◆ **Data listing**
(begin)
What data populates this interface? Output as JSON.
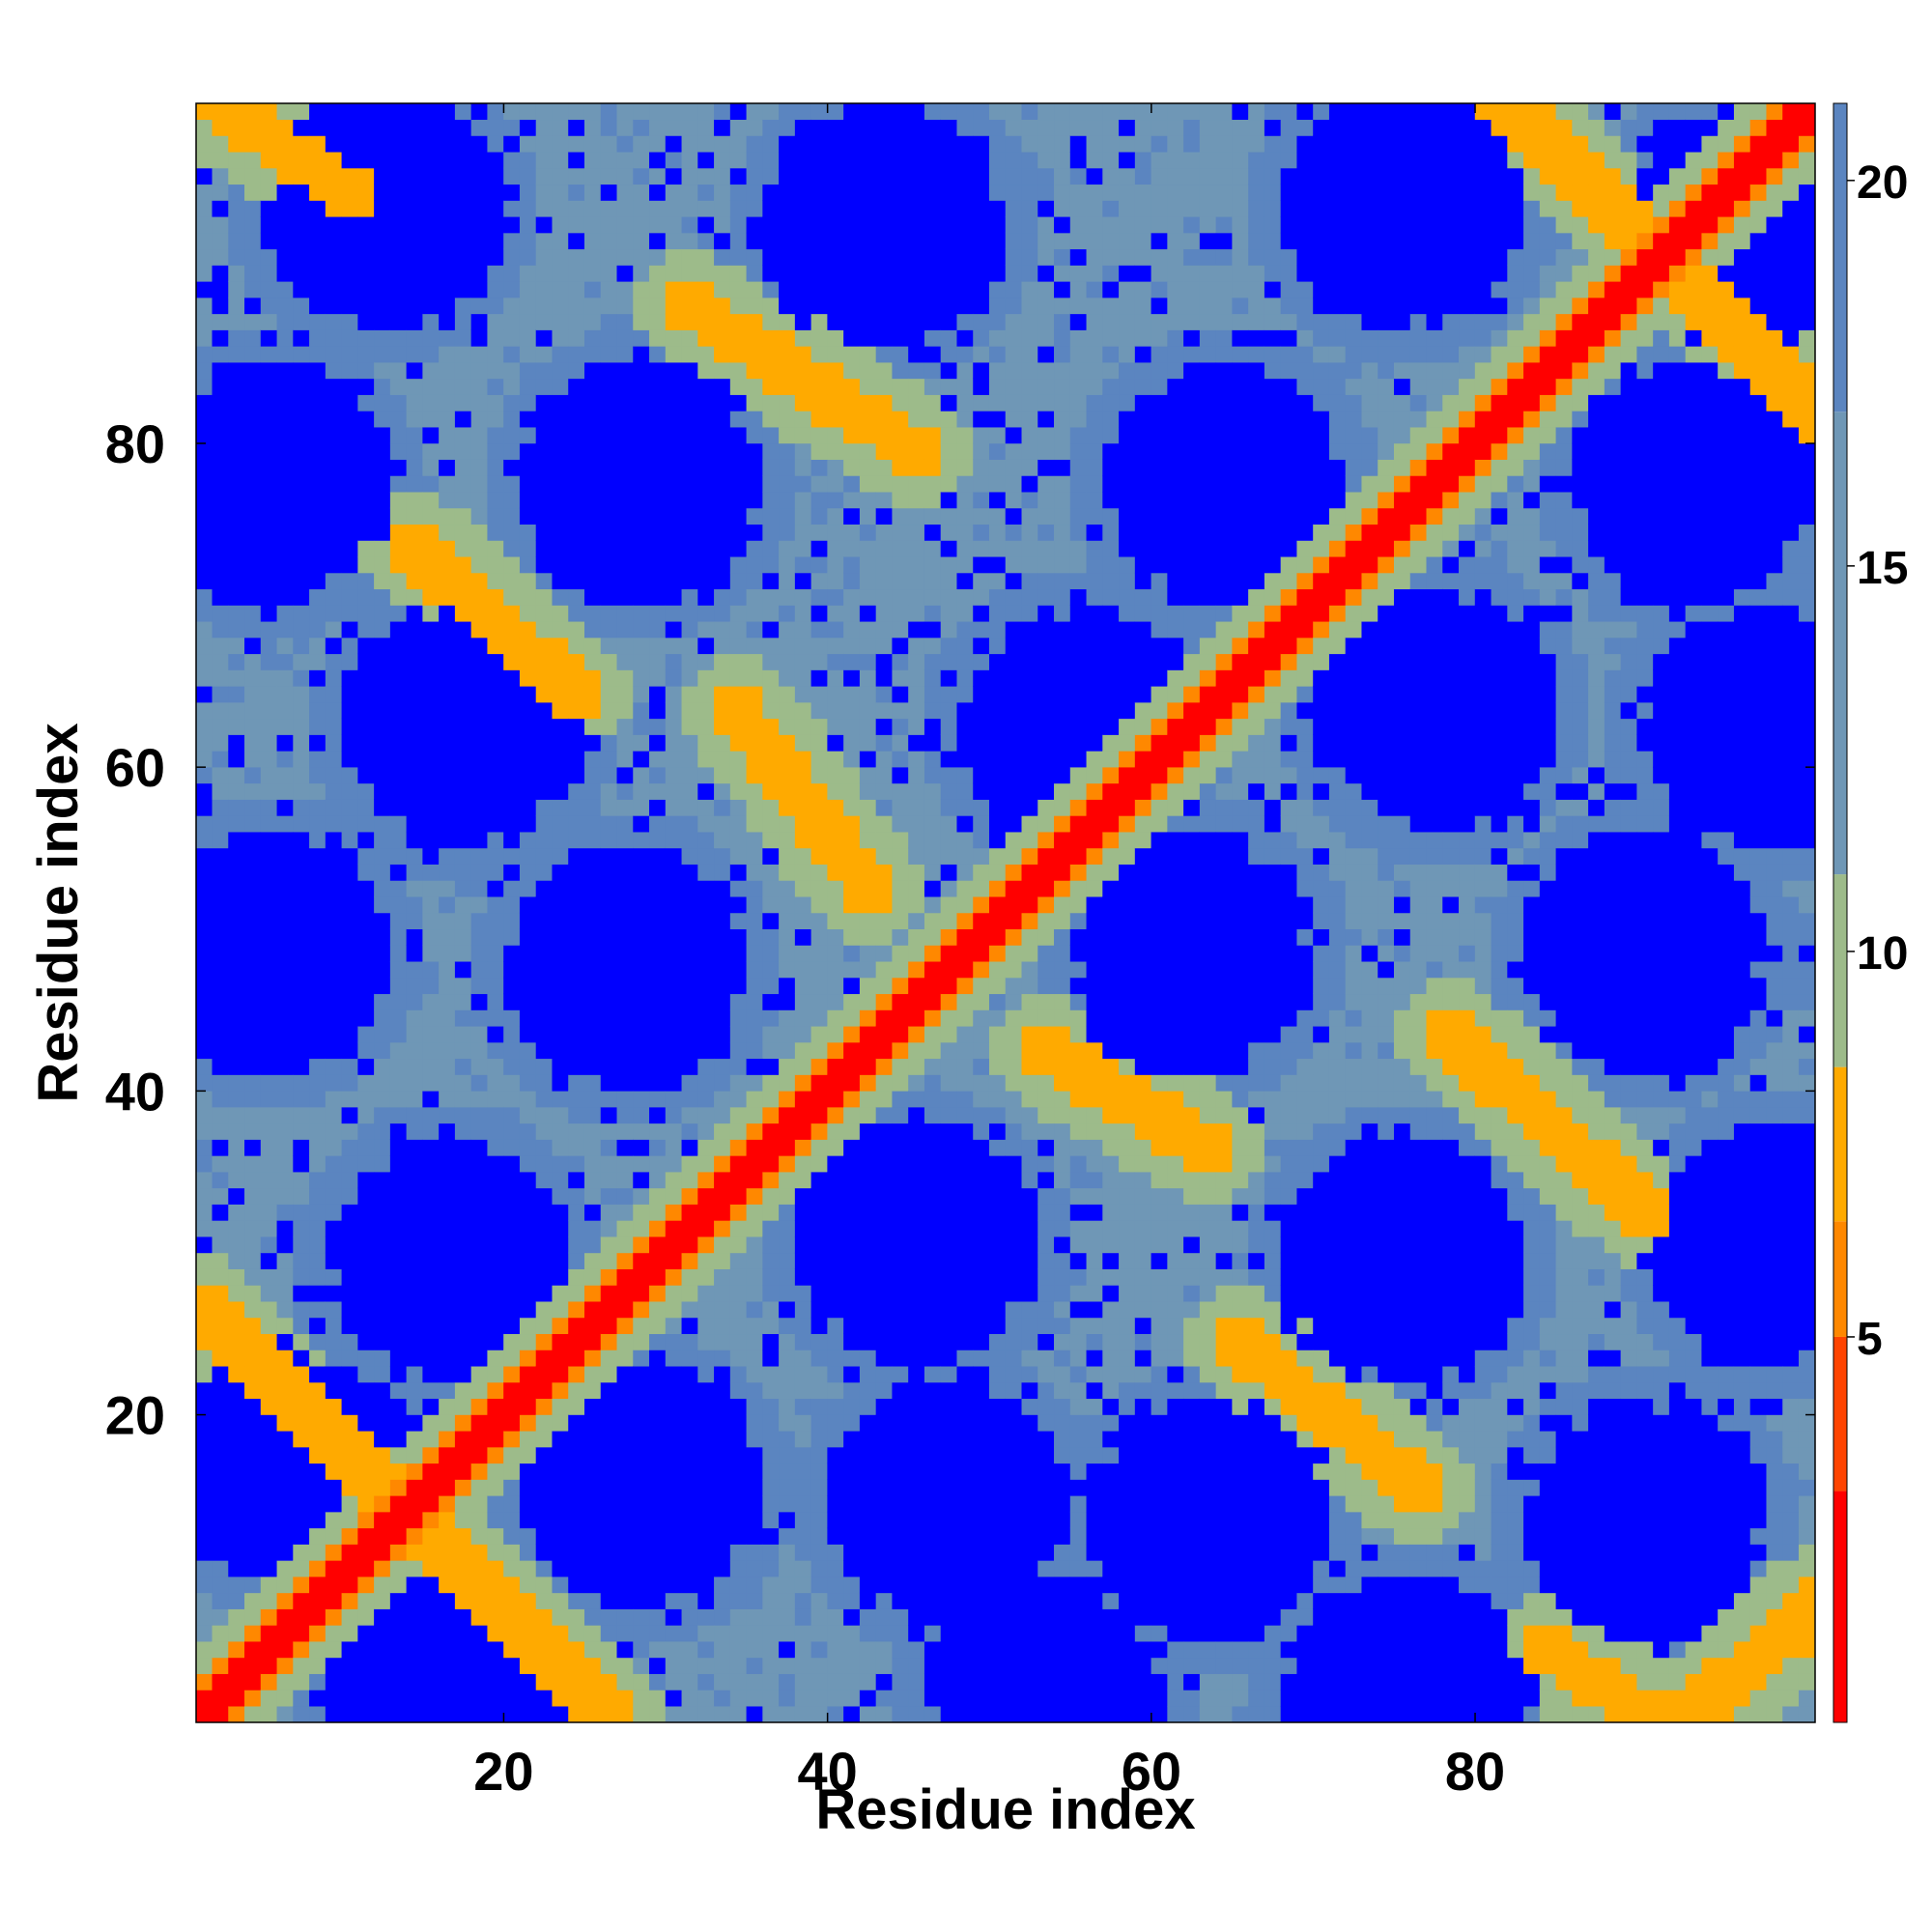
{
  "chart_data": {
    "type": "heatmap",
    "title": "",
    "xlabel": "Residue index",
    "ylabel": "Residue index",
    "x_range": [
      1,
      101
    ],
    "y_range": [
      1,
      101
    ],
    "x_ticks": [
      20,
      40,
      60,
      80
    ],
    "y_ticks": [
      20,
      40,
      60,
      80
    ],
    "colorbar": {
      "label": "",
      "range": [
        0,
        21
      ],
      "ticks": [
        5,
        10,
        15,
        20
      ],
      "colors": [
        "#ff0000",
        "#ff4400",
        "#ff8800",
        "#ffaa00",
        "#9dbb8a",
        "#6f97b6",
        "#5b85c0",
        "#0000ff"
      ],
      "boundaries": [
        0,
        3,
        5,
        6.5,
        8.5,
        11,
        17,
        21,
        21
      ]
    },
    "matrix_model": {
      "description_source": "distance-map read from image",
      "diagonal_value": 1.5,
      "secondary_contact_value": 6.5,
      "blue_blob_value": 21,
      "background_value": 14,
      "anti_diagonal_contact_lines": [
        {
          "from": [
            1,
            26
          ],
          "to": [
            26,
            1
          ]
        },
        {
          "from": [
            14,
            73
          ],
          "to": [
            24,
            64
          ]
        },
        {
          "from": [
            31,
            88
          ],
          "to": [
            45,
            79
          ]
        },
        {
          "from": [
            34,
            63
          ],
          "to": [
            42,
            52
          ]
        },
        {
          "from": [
            53,
            42
          ],
          "to": [
            63,
            36
          ]
        },
        {
          "from": [
            65,
            24
          ],
          "to": [
            76,
            15
          ]
        },
        {
          "from": [
            78,
            43
          ],
          "to": [
            90,
            32
          ]
        },
        {
          "from": [
            81,
            101
          ],
          "to": [
            101,
            81
          ]
        },
        {
          "from": [
            84,
            5
          ],
          "to": [
            90,
            1
          ]
        },
        {
          "from": [
            93,
            1
          ],
          "to": [
            101,
            8
          ]
        },
        {
          "from": [
            1,
            101
          ],
          "to": [
            10,
            95
          ]
        }
      ],
      "blue_blob_centers": [
        [
          12,
          94
        ],
        [
          43,
          93
        ],
        [
          75,
          94
        ],
        [
          96,
          93
        ],
        [
          5,
          77
        ],
        [
          28,
          77
        ],
        [
          64,
          77
        ],
        [
          93,
          77
        ],
        [
          17,
          62
        ],
        [
          55,
          62
        ],
        [
          77,
          63
        ],
        [
          97,
          62
        ],
        [
          5,
          48
        ],
        [
          27,
          47
        ],
        [
          62,
          48
        ],
        [
          90,
          48
        ],
        [
          16,
          29
        ],
        [
          45,
          30
        ],
        [
          75,
          29
        ],
        [
          98,
          30
        ],
        [
          7,
          16
        ],
        [
          28,
          15
        ],
        [
          47,
          14
        ],
        [
          63,
          13
        ],
        [
          90,
          13
        ],
        [
          16,
          2
        ],
        [
          53,
          2
        ],
        [
          75,
          2
        ]
      ]
    }
  }
}
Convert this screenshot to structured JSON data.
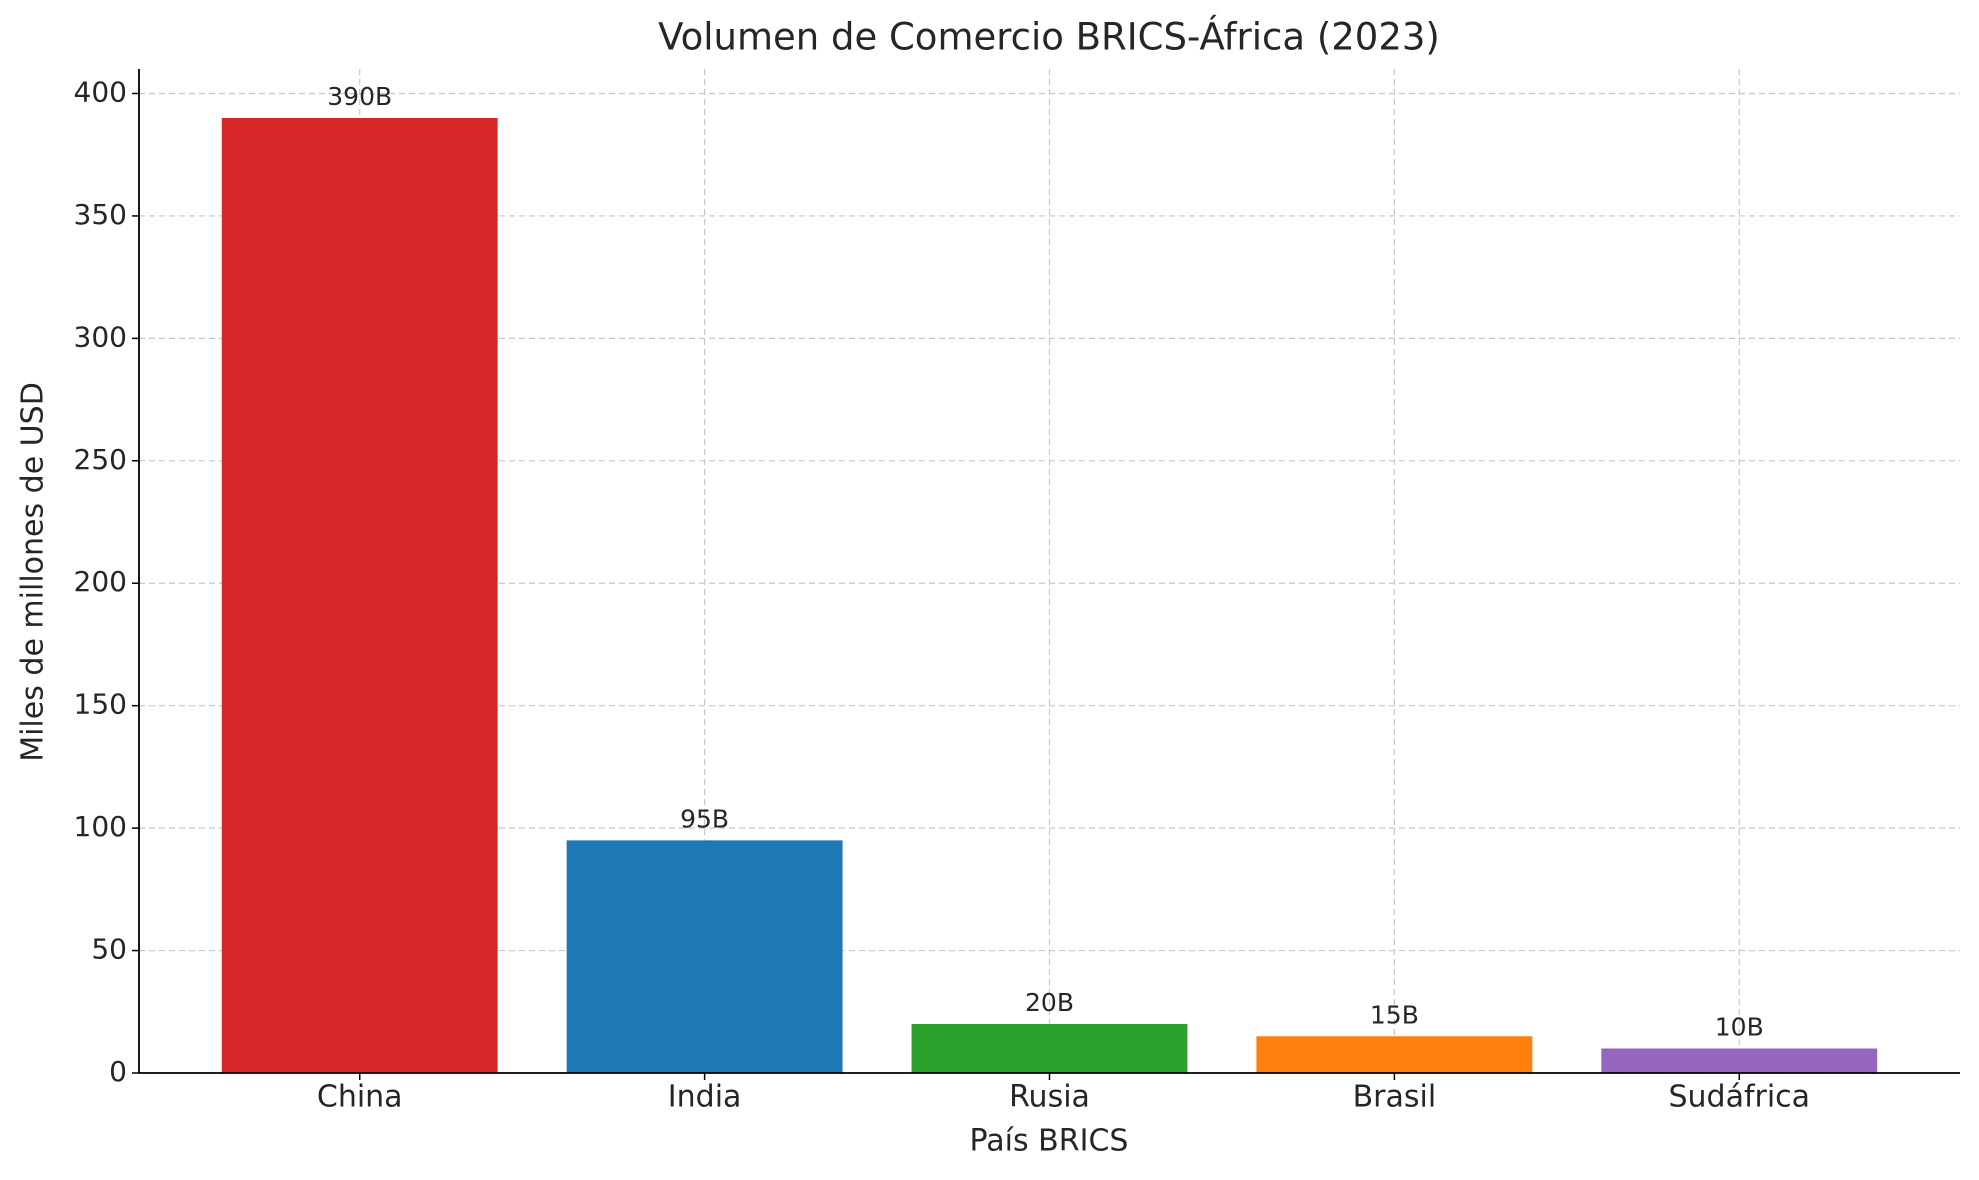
{
  "chart_data": {
    "type": "bar",
    "title": "Volumen de Comercio BRICS-África (2023)",
    "x_label": "País BRICS",
    "y_label": "Miles de millones de USD",
    "categories": [
      "China",
      "India",
      "Rusia",
      "Brasil",
      "Sudáfrica"
    ],
    "values": [
      390,
      95,
      20,
      15,
      10
    ],
    "value_labels": [
      "390B",
      "95B",
      "20B",
      "15B",
      "10B"
    ],
    "colors": [
      "#d62728",
      "#1f77b4",
      "#2ca02c",
      "#ff7f0e",
      "#9467bd"
    ],
    "ylim": [
      0,
      410
    ],
    "yticks": [
      0,
      50,
      100,
      150,
      200,
      250,
      300,
      350,
      400
    ],
    "grid": true
  }
}
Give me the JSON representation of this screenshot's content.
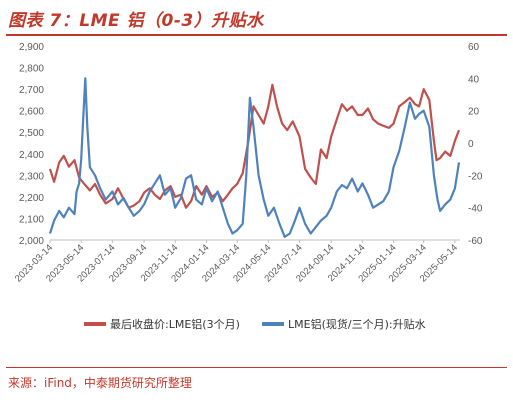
(end)
◆ **Your goal**
Leave out the pictures and transcribe the entries above exactly.

◆ **Response to the task**
What data populates this interface? Output as JSON.
{
  "chart_data": {
    "type": "heatmap",
    "title": "",
    "xlabel": "Residue index",
    "ylabel": "Residue index",
    "x_range": [
      1,
      101
    ],
    "y_range": [
      1,
      101
    ],
    "x_ticks": [
      20,
      40,
      60,
      80
    ],
    "y_ticks": [
      20,
      40,
      60,
      80
    ],
    "colorbar": {
      "label": "",
      "range": [
        0,
        21
      ],
      "ticks": [
        5,
        10,
        15,
        20
      ],
      "colors": [
        "#ff0000",
        "#ff4400",
        "#ff8800",
        "#ffaa00",
        "#9dbb8a",
        "#6f97b6",
        "#5b85c0",
        "#0000ff"
      ],
      "boundaries": [
        0,
        3,
        5,
        6.5,
        8.5,
        11,
        17,
        21,
        21
      ]
    },
    "matrix_model": {
      "description_source": "distance-map read from image",
      "diagonal_value": 1.5,
      "secondary_contact_value": 6.5,
      "blue_blob_value": 21,
      "background_value": 14,
      "anti_diagonal_contact_lines": [
        {
          "from": [
            1,
            26
          ],
          "to": [
            26,
            1
          ]
        },
        {
          "from": [
            14,
            73
          ],
          "to": [
            24,
            64
          ]
        },
        {
          "from": [
            31,
            88
          ],
          "to": [
            45,
            79
          ]
        },
        {
          "from": [
            34,
            63
          ],
          "to": [
            42,
            52
          ]
        },
        {
          "from": [
            53,
            42
          ],
          "to": [
            63,
            36
          ]
        },
        {
          "from": [
            65,
            24
          ],
          "to": [
            76,
            15
          ]
        },
        {
          "from": [
            78,
            43
          ],
          "to": [
            90,
            32
          ]
        },
        {
          "from": [
            81,
            101
          ],
          "to": [
            101,
            81
          ]
        },
        {
          "from": [
            84,
            5
          ],
          "to": [
            90,
            1
          ]
        },
        {
          "from": [
            93,
            1
          ],
          "to": [
            101,
            8
          ]
        },
        {
          "from": [
            1,
            101
          ],
          "to": [
            10,
            95
          ]
        }
      ],
      "blue_blob_centers": [
        [
          12,
          94
        ],
        [
          43,
          93
        ],
        [
          75,
          94
        ],
        [
          96,
          93
        ],
        [
          5,
          77
        ],
        [
          28,
          77
        ],
        [
          64,
          77
        ],
        [
          93,
          77
        ],
        [
          17,
          62
        ],
        [
          55,
          62
        ],
        [
          77,
          63
        ],
        [
          97,
          62
        ],
        [
          5,
          48
        ],
        [
          27,
          47
        ],
        [
          62,
          48
        ],
        [
          90,
          48
        ],
        [
          16,
          29
        ],
        [
          45,
          30
        ],
        [
          75,
          29
        ],
        [
          98,
          30
        ],
        [
          7,
          16
        ],
        [
          28,
          15
        ],
        [
          47,
          14
        ],
        [
          63,
          13
        ],
        [
          90,
          13
        ],
        [
          16,
          2
        ],
        [
          53,
          2
        ],
        [
          75,
          2
        ]
      ]
    }
  }
}
Convert this screenshot to structured JSON data.
{
  "chart_data": {
    "type": "bar",
    "title": "Volumen de Comercio BRICS-África (2023)",
    "x_label": "País BRICS",
    "y_label": "Miles de millones de USD",
    "categories": [
      "China",
      "India",
      "Rusia",
      "Brasil",
      "Sudáfrica"
    ],
    "values": [
      390,
      95,
      20,
      15,
      10
    ],
    "value_labels": [
      "390B",
      "95B",
      "20B",
      "15B",
      "10B"
    ],
    "colors": [
      "#d62728",
      "#1f77b4",
      "#2ca02c",
      "#ff7f0e",
      "#9467bd"
    ],
    "ylim": [
      0,
      410
    ],
    "yticks": [
      0,
      50,
      100,
      150,
      200,
      250,
      300,
      350,
      400
    ],
    "grid": true
  }
}
Give me the JSON representation of this screenshot's content.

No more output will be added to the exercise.